Text section:
⁂
Las Vegas city manager Betsy Fretwell looks back on decades of public service
One recession brought Betsy Fretwell to Las Vegas 26 years ago, and a different downturn dealt her one of the toughest challenges in her time here.
Fretwell, a South Carolina native, made the trek to Las Vegas fresh out of graduate school at the University of Georgia, when jobs were scant.
“There was a recession then, too, and this place was somewhat recession-proof at the time,” Fretwell said.
Fretwell, whose last day with the city is Thursday, was City Manager during the years when the recession ravaged the economy and forced local governments to make sharp cutbacks. Fretwell, 50, will retire from the city to take a high-ranking job with Switch Communications.
Her departure comes as the city is in rebound mode — the city’s revenue streams reached 2008 levels for the first time this year. The city budget that took effect Saturday, the first day of the city’s fiscal year, added and restored a combined 61 positions to the city workforce.
Decades of service
Fretwell, who joined the city as an assistant city manager in 2000, was promoted to a deputy city manager a couple years later. After a lengthy public sector career, Fretwell will lead Switch Communications’ new smart city division.
Her public service career started more than two decades ago when she was selected for a one-year internship in the Clark County Manager’s office. To her surprise, it turned into a permanent gig.
⁂
Task inputs:
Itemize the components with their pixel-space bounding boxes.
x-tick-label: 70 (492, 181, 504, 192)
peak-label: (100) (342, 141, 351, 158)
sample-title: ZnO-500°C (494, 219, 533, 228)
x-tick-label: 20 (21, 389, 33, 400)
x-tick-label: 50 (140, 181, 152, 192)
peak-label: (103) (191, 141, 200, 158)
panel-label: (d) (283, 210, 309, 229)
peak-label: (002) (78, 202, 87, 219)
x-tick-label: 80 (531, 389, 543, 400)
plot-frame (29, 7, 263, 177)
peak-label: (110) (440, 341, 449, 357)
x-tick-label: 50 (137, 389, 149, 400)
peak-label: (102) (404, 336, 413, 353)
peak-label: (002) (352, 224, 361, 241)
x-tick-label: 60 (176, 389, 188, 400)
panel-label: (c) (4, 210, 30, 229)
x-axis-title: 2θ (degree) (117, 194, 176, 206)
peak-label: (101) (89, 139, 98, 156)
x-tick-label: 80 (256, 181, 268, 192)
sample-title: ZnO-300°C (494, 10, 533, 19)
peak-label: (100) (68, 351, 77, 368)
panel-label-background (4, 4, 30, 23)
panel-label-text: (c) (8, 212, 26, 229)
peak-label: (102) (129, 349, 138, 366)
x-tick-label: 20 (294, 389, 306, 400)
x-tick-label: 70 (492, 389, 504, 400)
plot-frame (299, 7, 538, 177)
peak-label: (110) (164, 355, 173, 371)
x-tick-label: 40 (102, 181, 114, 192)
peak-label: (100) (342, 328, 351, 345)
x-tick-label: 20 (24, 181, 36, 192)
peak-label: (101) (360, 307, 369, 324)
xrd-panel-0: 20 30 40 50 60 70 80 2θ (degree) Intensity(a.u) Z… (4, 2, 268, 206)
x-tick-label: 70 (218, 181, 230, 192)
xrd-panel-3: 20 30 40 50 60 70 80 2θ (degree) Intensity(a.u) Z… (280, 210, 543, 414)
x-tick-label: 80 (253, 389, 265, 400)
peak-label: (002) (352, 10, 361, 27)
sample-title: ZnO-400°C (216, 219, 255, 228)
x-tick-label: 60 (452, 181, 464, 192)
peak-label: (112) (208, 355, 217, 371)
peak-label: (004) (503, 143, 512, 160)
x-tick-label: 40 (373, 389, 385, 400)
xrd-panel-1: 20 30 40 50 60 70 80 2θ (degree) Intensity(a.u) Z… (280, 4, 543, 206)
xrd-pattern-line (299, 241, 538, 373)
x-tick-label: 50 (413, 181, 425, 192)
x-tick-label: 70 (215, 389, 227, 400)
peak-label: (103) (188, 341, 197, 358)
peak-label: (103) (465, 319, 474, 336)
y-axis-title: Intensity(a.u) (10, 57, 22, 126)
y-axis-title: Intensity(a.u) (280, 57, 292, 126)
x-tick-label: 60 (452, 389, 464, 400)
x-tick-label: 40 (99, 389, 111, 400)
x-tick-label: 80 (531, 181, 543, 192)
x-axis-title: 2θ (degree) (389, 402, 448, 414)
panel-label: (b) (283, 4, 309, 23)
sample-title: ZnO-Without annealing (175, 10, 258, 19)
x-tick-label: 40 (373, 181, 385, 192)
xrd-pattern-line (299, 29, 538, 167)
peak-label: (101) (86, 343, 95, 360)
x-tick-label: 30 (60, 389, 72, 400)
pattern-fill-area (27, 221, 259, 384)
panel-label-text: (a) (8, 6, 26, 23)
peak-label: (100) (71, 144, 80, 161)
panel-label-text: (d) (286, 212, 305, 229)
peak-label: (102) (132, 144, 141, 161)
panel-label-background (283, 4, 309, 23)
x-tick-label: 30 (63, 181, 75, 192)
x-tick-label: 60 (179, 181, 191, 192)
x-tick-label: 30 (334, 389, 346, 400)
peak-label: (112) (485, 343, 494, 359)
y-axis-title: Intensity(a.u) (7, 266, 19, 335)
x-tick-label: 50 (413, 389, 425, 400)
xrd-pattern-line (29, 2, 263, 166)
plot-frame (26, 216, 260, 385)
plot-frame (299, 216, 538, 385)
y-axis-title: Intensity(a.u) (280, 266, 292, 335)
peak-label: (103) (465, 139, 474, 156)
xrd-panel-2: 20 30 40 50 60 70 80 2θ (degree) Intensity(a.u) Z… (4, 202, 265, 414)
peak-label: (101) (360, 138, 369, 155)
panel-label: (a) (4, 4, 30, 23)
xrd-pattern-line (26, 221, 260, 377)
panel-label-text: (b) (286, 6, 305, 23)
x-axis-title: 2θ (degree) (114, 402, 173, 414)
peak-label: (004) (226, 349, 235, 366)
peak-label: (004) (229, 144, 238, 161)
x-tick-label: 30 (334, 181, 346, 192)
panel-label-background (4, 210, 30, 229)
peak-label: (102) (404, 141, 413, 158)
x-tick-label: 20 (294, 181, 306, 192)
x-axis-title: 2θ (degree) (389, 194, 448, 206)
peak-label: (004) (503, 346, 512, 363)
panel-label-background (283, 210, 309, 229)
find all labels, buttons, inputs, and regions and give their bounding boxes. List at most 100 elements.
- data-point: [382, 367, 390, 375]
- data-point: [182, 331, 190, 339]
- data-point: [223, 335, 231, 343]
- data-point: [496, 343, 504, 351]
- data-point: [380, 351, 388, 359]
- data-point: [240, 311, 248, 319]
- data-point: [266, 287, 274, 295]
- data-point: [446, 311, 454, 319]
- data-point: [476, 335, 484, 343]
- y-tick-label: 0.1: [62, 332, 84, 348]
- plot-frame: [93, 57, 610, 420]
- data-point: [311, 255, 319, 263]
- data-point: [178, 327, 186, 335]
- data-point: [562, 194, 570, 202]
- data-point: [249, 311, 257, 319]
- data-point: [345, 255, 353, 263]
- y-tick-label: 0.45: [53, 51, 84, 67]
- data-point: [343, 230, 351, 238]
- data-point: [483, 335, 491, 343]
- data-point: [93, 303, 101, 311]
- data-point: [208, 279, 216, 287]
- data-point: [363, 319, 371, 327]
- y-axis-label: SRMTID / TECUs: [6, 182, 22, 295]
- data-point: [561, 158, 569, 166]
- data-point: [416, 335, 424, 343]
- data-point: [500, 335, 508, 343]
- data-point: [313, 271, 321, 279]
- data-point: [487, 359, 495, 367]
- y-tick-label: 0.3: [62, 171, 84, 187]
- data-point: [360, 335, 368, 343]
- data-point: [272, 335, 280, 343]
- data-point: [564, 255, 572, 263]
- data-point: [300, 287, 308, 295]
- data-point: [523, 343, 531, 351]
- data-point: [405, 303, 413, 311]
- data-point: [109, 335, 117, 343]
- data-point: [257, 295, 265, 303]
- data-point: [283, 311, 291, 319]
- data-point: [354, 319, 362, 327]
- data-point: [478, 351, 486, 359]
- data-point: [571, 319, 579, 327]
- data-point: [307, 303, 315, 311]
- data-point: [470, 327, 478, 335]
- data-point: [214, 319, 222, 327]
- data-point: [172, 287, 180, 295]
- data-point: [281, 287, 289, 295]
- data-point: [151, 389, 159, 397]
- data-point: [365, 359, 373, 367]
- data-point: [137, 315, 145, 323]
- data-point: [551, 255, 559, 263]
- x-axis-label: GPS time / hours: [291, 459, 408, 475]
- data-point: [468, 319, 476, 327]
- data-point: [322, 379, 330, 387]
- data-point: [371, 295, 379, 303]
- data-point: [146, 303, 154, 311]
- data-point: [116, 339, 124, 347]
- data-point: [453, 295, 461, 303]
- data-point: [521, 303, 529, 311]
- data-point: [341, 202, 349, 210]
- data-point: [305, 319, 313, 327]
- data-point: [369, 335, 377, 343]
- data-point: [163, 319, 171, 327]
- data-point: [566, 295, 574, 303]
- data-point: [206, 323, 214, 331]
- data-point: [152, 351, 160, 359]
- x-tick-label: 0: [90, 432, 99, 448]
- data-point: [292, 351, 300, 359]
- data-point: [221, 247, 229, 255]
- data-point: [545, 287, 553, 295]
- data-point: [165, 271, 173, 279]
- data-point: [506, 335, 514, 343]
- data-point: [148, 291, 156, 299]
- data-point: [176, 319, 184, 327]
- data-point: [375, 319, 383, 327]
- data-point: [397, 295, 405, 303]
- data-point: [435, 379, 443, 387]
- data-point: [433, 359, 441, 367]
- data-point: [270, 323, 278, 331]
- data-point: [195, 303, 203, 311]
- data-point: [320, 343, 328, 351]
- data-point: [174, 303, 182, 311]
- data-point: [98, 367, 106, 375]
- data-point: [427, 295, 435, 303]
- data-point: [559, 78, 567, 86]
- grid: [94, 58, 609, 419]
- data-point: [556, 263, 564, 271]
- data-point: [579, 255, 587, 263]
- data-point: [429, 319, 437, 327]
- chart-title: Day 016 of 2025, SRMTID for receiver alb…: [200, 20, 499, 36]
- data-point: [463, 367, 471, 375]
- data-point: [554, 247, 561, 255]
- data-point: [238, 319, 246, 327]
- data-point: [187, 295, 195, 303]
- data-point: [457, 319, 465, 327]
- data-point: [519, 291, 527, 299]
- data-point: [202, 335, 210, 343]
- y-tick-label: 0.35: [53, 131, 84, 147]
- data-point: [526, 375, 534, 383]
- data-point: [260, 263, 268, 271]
⁂
Brief 1: Starting with the first of the rows and going on through the line with "panel-label-background (4, 4, 30, 23)", change each "peak-label" to "peak-marker" and write those lines out again with everything else left as it is.
Brief 2: Continue the article on Betsy Fretwell's public service career, beginning right after its last sentence.

Task output 1:
Itemize the components with their pixel-space bounding boxes.
x-tick-label: 70 (492, 181, 504, 192)
peak-marker: (100) (342, 141, 351, 158)
sample-title: ZnO-500°C (494, 219, 533, 228)
x-tick-label: 20 (21, 389, 33, 400)
x-tick-label: 50 (140, 181, 152, 192)
peak-marker: (103) (191, 141, 200, 158)
panel-label: (d) (283, 210, 309, 229)
peak-marker: (002) (78, 202, 87, 219)
x-tick-label: 80 (531, 389, 543, 400)
plot-frame (29, 7, 263, 177)
peak-marker: (110) (440, 341, 449, 357)
x-tick-label: 50 (137, 389, 149, 400)
peak-marker: (102) (404, 336, 413, 353)
peak-marker: (002) (352, 224, 361, 241)
x-tick-label: 60 (176, 389, 188, 400)
panel-label: (c) (4, 210, 30, 229)
x-axis-title: 2θ (degree) (117, 194, 176, 206)
peak-marker: (101) (89, 139, 98, 156)
x-tick-label: 80 (256, 181, 268, 192)
sample-title: ZnO-300°C (494, 10, 533, 19)
peak-marker: (100) (68, 351, 77, 368)
panel-label-background (4, 4, 30, 23)

Task output 2:
“I thought for sure I’d be packing up all my little worldly belongings and driving back across the country to somewhere like Atlanta or Charlotte, in the Southeast, when I finished the internship,” Fretwell said. “But things were going so fast here. There were incredible opportunities for people who were willing to commit to public service, and I fell right into that.”
Recession batters city budget
City leaders started eyeing “dramatic” revenue changes in early 2008, and Fretwell was tasked with leading top-to-bottom reviews of city services.
“Many other local governments were looking at us like we were crazy,” Fretwell said. “In fact, they kind of called us Chicken Little, but we saw these trends coming our way. I don’t think even then we knew how bad it was going to be, but at least we initiated some action that would let us be positioned to respond.”
Fretwell’s predecessor, Doug Selby, retired in late 2008. By then, Fretwell “had a really good sense of what we were in for,” she said. Fretwell was named city manager in 2009, during Oscar Goodman’s 12-year tenure as mayor.
Among the most striking memories is the day the city handed out roughly 200 layoff notices.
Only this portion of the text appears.